- Parts of the exercise:
**A.** In the passage on diagrams in scholarly editing, why does Roughan see Netz's critical apparatus for diagrams as limited for printed editions?
**B.** Please copy the records from their first line up to and including the line that contains "cell: 27 in <box>192 263 267 311</box>".

Netz (1999) argues that diagrams are crucial to Greek mathematics and necessary to reading the text, but he notes that this fact was little discussed in modern literature. In recent years, however, there has been a growing interest in including diagrams and their manuscript evidence in the preparation of scholarly editions.

The use of diagrams in scholarly editing
Saito (2006), Sidoli (2007), De Young (2009) and Roughan (2016) have all advocated for critically editing the diagrams which accompany ancient mathematical texts. Until now, the editorial practice was often confined to publishing diagrams which follow modern standards rather than manuscript evidence (De Young 2009), as well as trying to benefit the reader (Sidoli 2007). Modern editors print arbitrary parallelograms and triangles, whereas manuscripts have rectangles and isosceles triangles even when the text does not require it. The critical apparatus does not usually offer information regarding the state of diagrams in the manuscripts (Netz 1999, Saito 2012). Netz (2004) has attempted to provide a kind of critical apparatus for diagrams in Archimedes’ work, but Roughan (2016) remarks that this approach is limited for printed edition due to the amount of space it consumes.

- Dataset records:
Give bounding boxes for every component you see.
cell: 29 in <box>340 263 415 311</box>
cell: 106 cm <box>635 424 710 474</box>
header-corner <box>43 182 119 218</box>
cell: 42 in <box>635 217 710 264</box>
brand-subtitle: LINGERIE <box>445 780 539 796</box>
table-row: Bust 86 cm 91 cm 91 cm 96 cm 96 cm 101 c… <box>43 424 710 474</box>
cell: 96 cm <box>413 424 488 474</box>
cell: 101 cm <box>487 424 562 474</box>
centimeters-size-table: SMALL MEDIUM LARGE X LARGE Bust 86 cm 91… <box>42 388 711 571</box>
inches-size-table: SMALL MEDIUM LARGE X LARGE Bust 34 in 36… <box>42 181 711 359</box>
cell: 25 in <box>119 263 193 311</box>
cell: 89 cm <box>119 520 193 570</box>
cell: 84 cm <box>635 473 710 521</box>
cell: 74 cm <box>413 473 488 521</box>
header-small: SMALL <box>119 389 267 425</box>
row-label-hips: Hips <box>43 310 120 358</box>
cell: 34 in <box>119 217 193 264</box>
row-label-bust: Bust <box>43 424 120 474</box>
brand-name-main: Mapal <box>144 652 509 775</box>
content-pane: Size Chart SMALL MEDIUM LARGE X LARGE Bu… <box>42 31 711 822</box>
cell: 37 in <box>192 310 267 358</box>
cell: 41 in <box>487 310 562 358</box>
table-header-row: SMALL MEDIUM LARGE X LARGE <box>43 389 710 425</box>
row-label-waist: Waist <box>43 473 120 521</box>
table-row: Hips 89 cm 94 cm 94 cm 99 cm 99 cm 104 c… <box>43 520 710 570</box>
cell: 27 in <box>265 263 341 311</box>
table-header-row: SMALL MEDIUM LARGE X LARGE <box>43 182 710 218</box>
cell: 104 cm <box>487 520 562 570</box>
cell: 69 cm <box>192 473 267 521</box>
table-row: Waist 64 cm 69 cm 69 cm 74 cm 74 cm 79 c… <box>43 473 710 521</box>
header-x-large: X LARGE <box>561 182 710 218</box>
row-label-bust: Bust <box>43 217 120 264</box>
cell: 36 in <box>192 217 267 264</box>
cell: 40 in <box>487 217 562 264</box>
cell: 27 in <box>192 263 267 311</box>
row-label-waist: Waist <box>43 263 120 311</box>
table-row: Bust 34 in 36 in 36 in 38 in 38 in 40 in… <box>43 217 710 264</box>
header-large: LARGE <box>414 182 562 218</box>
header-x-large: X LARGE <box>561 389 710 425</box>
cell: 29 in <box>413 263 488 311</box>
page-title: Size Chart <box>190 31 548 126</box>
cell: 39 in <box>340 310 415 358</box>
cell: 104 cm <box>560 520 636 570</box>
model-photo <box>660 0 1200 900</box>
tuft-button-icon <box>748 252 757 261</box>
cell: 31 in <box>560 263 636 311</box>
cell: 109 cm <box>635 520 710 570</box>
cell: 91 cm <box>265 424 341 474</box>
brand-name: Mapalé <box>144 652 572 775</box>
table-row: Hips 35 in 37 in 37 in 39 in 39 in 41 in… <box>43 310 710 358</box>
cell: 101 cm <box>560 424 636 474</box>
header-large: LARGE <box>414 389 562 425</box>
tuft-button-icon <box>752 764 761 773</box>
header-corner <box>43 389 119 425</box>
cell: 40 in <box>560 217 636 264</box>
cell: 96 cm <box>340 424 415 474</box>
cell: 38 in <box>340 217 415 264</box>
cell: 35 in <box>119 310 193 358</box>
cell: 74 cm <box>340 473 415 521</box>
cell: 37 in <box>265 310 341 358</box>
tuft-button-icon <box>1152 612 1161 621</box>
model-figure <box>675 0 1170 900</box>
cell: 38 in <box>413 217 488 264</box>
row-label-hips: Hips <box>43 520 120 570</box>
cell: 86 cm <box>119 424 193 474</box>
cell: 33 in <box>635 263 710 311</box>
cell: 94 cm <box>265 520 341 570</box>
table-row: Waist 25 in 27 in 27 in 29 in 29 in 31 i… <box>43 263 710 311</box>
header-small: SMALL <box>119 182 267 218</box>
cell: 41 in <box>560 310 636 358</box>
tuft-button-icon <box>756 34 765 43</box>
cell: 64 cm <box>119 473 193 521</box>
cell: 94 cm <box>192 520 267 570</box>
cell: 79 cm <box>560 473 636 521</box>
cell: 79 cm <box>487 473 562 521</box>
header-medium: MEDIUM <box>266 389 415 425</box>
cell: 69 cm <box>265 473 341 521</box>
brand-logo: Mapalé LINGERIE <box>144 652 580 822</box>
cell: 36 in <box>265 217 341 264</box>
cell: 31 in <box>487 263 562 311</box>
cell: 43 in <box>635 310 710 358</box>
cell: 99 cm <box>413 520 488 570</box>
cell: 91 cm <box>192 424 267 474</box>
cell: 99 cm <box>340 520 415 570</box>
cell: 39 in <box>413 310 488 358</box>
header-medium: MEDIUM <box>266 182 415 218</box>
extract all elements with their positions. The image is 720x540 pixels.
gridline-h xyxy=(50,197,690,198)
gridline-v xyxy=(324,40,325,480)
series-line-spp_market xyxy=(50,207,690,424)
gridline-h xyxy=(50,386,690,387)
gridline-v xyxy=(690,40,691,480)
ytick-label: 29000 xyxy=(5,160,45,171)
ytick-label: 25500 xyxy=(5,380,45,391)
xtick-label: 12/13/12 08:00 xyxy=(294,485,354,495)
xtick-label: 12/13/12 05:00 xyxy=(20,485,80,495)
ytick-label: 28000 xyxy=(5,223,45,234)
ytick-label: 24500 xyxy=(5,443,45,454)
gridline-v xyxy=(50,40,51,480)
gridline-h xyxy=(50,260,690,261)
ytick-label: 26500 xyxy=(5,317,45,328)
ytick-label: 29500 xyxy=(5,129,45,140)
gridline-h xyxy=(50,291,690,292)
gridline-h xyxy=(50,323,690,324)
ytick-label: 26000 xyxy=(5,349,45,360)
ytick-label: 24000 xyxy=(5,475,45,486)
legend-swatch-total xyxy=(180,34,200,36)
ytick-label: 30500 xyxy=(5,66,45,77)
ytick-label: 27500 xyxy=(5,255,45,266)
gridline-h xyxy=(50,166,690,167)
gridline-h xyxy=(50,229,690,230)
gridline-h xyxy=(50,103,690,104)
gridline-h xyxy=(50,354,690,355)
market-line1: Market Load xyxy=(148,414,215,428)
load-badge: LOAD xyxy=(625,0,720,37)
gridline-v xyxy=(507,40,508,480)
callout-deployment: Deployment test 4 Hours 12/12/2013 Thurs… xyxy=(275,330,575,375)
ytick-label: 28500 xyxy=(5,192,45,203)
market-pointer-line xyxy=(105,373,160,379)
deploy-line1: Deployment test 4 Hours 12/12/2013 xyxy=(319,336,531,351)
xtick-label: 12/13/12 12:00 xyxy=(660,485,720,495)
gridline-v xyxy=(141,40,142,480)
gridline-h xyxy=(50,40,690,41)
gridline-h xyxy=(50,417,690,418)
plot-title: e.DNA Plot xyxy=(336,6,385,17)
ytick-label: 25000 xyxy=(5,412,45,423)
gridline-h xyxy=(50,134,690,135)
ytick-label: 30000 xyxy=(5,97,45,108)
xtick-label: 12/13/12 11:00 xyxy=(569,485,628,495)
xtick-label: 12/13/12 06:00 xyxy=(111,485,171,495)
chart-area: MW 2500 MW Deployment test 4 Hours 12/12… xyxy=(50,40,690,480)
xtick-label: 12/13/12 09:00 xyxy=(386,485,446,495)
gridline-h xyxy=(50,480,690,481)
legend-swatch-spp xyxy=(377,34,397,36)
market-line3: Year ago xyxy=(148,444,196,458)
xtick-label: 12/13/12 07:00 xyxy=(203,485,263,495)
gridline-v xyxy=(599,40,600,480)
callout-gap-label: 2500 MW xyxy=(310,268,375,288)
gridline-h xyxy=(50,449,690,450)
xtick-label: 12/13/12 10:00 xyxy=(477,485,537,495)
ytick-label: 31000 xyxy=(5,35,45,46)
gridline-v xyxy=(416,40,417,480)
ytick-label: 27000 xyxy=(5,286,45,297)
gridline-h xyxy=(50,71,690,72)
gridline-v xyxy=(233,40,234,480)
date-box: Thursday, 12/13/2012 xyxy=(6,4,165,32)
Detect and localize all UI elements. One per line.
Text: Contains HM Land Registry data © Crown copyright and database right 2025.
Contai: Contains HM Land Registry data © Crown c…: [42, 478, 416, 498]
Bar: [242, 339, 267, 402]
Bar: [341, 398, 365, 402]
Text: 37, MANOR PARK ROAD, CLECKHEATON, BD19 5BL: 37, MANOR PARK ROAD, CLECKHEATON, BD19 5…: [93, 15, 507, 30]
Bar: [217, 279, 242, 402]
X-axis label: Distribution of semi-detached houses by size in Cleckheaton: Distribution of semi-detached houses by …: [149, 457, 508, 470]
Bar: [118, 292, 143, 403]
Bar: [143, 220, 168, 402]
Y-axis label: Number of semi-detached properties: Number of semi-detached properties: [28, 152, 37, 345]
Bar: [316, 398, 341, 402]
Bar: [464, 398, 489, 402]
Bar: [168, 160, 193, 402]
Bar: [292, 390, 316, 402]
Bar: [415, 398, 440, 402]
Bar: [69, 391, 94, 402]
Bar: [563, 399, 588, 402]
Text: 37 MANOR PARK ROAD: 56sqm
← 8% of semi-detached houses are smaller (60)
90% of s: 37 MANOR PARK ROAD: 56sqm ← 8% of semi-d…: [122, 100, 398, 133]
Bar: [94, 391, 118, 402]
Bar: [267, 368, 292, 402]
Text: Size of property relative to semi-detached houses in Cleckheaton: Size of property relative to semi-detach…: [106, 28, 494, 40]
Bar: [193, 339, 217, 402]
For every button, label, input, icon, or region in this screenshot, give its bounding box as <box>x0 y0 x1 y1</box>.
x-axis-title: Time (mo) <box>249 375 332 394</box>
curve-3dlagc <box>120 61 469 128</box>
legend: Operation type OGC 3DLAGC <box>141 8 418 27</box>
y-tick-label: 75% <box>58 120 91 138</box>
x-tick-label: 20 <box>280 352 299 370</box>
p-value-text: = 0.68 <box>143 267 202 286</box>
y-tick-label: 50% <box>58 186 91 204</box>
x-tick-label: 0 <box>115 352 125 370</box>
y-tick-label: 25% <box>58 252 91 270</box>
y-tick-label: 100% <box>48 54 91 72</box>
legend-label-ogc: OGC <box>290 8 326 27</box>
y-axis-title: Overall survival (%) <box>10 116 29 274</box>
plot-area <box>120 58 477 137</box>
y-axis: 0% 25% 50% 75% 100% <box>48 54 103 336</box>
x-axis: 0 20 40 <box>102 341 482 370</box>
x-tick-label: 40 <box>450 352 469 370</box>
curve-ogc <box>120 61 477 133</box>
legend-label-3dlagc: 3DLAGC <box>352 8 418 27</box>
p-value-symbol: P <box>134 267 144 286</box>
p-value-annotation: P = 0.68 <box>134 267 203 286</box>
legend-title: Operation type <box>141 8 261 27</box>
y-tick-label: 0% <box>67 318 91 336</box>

- Task-by-task outputs:
**A.** Roughan sees it as limited because of the amount of space it consumes.

**B.**
Give bounding boxes for every component you see.
cell: 29 in <box>340 263 415 311</box>
cell: 106 cm <box>635 424 710 474</box>
header-corner <box>43 182 119 218</box>
cell: 42 in <box>635 217 710 264</box>
brand-subtitle: LINGERIE <box>445 780 539 796</box>
table-row: Bust 86 cm 91 cm 91 cm 96 cm 96 cm 101 c… <box>43 424 710 474</box>
cell: 96 cm <box>413 424 488 474</box>
cell: 101 cm <box>487 424 562 474</box>
centimeters-size-table: SMALL MEDIUM LARGE X LARGE Bust 86 cm 91… <box>42 388 711 571</box>
inches-size-table: SMALL MEDIUM LARGE X LARGE Bust 34 in 36… <box>42 181 711 359</box>
cell: 25 in <box>119 263 193 311</box>
cell: 89 cm <box>119 520 193 570</box>
cell: 84 cm <box>635 473 710 521</box>
cell: 74 cm <box>413 473 488 521</box>
header-small: SMALL <box>119 389 267 425</box>
row-label-hips: Hips <box>43 310 120 358</box>
cell: 34 in <box>119 217 193 264</box>
row-label-bust: Bust <box>43 424 120 474</box>
brand-name-main: Mapal <box>144 652 509 775</box>
content-pane: Size Chart SMALL MEDIUM LARGE X LARGE Bu… <box>42 31 711 822</box>
cell: 37 in <box>192 310 267 358</box>
cell: 41 in <box>487 310 562 358</box>
table-header-row: SMALL MEDIUM LARGE X LARGE <box>43 389 710 425</box>
row-label-waist: Waist <box>43 473 120 521</box>
table-row: Hips 89 cm 94 cm 94 cm 99 cm 99 cm 104 c… <box>43 520 710 570</box>
cell: 27 in <box>265 263 341 311</box>
table-header-row: SMALL MEDIUM LARGE X LARGE <box>43 182 710 218</box>
cell: 104 cm <box>487 520 562 570</box>
cell: 69 cm <box>192 473 267 521</box>
table-row: Waist 64 cm 69 cm 69 cm 74 cm 74 cm 79 c… <box>43 473 710 521</box>
header-x-large: X LARGE <box>561 182 710 218</box>
row-label-bust: Bust <box>43 217 120 264</box>
cell: 36 in <box>192 217 267 264</box>
cell: 40 in <box>487 217 562 264</box>
cell: 27 in <box>192 263 267 311</box>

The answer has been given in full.